• Problem: Find the string "licencję" in the data, then copy every line where it is found.
━━ The data
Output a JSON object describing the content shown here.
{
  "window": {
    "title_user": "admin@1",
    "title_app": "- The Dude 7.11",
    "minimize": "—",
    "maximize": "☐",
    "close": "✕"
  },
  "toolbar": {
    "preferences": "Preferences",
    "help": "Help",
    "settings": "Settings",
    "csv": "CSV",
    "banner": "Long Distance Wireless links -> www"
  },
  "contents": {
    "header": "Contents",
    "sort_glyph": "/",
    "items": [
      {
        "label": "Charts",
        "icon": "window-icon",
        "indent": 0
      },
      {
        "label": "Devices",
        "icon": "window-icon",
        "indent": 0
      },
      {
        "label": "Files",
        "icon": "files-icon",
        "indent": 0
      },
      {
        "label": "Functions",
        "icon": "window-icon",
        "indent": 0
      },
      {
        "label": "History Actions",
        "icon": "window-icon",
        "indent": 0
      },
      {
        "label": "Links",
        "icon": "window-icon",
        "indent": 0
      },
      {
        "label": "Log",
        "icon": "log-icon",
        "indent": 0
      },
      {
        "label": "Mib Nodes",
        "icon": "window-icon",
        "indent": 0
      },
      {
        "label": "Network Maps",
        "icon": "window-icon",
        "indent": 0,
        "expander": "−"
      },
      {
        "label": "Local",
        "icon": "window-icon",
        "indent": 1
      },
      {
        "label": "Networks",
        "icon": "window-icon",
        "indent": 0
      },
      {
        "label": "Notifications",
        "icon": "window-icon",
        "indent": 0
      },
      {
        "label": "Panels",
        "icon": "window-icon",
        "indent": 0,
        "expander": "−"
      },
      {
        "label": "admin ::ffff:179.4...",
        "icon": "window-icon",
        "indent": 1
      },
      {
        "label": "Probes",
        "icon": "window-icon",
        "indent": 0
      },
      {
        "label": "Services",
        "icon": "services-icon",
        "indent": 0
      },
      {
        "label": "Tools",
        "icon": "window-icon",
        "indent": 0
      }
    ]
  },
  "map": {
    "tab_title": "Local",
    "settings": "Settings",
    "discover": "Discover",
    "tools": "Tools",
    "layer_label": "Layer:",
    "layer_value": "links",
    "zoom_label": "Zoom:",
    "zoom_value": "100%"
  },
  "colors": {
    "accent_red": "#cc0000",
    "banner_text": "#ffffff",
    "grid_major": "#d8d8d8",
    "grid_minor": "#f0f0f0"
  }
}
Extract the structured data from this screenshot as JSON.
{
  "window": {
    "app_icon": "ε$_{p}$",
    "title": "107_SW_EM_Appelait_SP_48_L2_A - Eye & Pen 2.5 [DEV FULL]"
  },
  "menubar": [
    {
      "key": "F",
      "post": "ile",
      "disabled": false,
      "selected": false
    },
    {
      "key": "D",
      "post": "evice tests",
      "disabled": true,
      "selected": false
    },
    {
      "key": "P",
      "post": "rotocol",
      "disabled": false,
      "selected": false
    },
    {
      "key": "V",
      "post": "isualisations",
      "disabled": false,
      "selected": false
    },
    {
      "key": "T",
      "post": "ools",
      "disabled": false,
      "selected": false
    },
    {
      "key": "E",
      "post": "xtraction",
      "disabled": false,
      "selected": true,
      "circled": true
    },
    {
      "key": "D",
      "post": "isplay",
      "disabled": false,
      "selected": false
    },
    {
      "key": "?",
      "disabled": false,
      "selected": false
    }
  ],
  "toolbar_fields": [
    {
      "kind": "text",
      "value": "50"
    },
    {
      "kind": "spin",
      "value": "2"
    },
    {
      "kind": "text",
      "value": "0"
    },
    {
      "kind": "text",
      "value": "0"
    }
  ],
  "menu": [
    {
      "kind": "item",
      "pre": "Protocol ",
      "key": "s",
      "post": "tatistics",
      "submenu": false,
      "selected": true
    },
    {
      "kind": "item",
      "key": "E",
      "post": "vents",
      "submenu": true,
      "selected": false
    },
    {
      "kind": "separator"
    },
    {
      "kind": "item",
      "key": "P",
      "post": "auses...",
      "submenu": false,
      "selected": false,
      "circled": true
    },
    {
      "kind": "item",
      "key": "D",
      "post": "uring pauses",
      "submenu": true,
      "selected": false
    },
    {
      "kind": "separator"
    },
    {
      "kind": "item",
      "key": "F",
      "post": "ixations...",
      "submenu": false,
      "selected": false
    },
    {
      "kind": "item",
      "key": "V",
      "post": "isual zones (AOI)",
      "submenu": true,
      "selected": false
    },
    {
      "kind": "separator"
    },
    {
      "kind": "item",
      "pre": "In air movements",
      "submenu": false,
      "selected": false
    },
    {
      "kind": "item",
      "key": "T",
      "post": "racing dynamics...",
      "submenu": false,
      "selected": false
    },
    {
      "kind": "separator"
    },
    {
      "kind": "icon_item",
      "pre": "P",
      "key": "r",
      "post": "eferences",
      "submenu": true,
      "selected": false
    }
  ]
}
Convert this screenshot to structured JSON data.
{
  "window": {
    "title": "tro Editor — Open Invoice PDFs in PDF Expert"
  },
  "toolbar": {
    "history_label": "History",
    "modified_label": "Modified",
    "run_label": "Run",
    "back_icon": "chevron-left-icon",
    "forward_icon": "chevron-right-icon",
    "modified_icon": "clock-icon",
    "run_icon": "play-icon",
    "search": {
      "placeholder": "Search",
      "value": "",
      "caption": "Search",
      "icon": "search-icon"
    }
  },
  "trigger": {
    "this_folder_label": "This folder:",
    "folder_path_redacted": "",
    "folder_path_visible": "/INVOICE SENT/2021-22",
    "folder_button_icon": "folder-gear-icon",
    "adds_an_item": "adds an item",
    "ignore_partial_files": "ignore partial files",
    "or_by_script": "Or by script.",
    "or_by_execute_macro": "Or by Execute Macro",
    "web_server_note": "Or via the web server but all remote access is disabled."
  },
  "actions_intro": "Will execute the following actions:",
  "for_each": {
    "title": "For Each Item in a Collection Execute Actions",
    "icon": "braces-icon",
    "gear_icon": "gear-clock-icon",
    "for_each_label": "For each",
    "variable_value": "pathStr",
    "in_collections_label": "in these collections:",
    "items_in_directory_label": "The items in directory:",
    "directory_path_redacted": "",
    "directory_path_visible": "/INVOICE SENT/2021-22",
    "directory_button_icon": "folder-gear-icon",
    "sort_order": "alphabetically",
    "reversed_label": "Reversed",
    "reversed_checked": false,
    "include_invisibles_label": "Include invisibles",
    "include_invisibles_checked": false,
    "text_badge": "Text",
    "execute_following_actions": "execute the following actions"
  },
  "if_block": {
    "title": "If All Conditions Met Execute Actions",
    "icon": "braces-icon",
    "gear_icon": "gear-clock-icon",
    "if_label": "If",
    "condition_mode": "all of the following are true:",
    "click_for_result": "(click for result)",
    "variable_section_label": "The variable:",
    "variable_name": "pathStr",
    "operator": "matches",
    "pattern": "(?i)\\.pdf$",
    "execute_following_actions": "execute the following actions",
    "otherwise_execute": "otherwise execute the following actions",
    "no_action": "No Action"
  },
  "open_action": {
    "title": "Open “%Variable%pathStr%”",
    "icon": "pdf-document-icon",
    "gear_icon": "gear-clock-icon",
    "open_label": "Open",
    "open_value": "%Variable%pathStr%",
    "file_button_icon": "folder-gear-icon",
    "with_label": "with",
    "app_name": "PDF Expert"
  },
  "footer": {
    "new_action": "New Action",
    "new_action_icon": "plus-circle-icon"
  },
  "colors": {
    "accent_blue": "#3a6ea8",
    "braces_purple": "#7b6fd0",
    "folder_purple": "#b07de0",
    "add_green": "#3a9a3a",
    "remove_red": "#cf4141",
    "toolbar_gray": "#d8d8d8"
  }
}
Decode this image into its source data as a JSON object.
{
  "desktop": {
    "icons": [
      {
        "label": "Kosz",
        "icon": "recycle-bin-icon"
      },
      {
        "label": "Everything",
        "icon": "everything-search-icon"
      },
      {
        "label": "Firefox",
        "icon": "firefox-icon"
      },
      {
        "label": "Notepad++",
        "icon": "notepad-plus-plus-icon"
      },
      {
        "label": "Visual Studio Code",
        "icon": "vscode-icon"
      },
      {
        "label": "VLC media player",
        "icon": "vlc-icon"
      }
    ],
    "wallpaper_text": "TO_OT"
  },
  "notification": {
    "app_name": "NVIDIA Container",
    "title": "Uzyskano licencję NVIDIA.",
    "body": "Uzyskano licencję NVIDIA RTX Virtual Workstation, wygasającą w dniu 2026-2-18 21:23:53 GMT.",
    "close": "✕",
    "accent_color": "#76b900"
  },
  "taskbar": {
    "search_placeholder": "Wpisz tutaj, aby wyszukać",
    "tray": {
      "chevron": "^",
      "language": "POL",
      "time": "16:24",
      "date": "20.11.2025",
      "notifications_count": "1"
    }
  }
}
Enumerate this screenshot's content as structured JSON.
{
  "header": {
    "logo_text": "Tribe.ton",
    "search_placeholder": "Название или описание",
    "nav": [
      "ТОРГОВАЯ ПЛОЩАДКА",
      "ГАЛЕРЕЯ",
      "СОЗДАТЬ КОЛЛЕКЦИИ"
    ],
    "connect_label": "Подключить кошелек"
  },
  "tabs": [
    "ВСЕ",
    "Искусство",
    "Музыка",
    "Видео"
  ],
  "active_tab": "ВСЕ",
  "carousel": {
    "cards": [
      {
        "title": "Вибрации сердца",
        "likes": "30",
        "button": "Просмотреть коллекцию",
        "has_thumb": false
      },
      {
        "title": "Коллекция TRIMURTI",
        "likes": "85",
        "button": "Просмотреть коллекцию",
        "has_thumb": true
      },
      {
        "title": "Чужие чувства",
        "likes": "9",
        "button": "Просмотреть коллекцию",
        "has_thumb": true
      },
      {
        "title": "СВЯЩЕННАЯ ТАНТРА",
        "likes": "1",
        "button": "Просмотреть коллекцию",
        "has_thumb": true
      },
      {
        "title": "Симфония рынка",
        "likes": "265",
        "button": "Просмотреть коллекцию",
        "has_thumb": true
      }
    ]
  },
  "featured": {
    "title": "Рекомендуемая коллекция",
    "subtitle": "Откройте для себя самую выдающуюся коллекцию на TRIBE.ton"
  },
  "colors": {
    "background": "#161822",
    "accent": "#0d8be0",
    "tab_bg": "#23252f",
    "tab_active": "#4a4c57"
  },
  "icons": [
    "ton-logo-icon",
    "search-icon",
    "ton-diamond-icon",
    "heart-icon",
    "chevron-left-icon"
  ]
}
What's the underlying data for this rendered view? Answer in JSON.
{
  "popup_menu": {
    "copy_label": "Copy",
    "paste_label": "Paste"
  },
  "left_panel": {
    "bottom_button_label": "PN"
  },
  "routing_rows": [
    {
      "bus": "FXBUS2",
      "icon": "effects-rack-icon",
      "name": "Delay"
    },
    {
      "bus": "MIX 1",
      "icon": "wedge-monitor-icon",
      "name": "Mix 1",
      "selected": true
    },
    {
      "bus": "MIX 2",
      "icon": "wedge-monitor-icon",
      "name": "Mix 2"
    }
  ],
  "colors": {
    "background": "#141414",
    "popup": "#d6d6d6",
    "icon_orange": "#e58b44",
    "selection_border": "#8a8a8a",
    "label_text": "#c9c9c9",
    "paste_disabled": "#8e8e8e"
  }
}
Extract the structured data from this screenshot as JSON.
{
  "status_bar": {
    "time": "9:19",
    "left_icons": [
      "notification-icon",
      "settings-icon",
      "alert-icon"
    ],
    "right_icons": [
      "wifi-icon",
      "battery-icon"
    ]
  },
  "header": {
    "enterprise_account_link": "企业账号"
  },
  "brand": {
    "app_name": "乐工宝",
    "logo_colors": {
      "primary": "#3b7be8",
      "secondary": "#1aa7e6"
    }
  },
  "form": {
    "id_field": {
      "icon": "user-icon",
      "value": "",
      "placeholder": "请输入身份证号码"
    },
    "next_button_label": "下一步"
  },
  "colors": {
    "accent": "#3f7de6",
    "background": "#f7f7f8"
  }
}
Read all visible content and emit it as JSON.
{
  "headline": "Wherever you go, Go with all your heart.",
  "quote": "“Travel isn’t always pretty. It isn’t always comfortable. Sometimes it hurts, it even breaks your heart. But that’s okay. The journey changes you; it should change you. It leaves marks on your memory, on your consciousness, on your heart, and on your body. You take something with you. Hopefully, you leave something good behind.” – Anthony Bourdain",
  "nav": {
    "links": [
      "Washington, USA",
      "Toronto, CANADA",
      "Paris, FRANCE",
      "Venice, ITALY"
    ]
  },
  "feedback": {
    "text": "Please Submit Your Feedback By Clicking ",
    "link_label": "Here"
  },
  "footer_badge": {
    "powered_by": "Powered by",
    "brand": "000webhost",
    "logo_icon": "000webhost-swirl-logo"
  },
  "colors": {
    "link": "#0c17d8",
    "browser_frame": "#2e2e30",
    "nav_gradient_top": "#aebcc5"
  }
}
━━━━
• Solution for this problem:
    "title": "Uzyskano licencję NVIDIA.",
    "body": "Uzyskano licencję NVIDIA RTX Virtual Workstation, wygasającą w dniu 2026-2-18 21:23:53 GMT.",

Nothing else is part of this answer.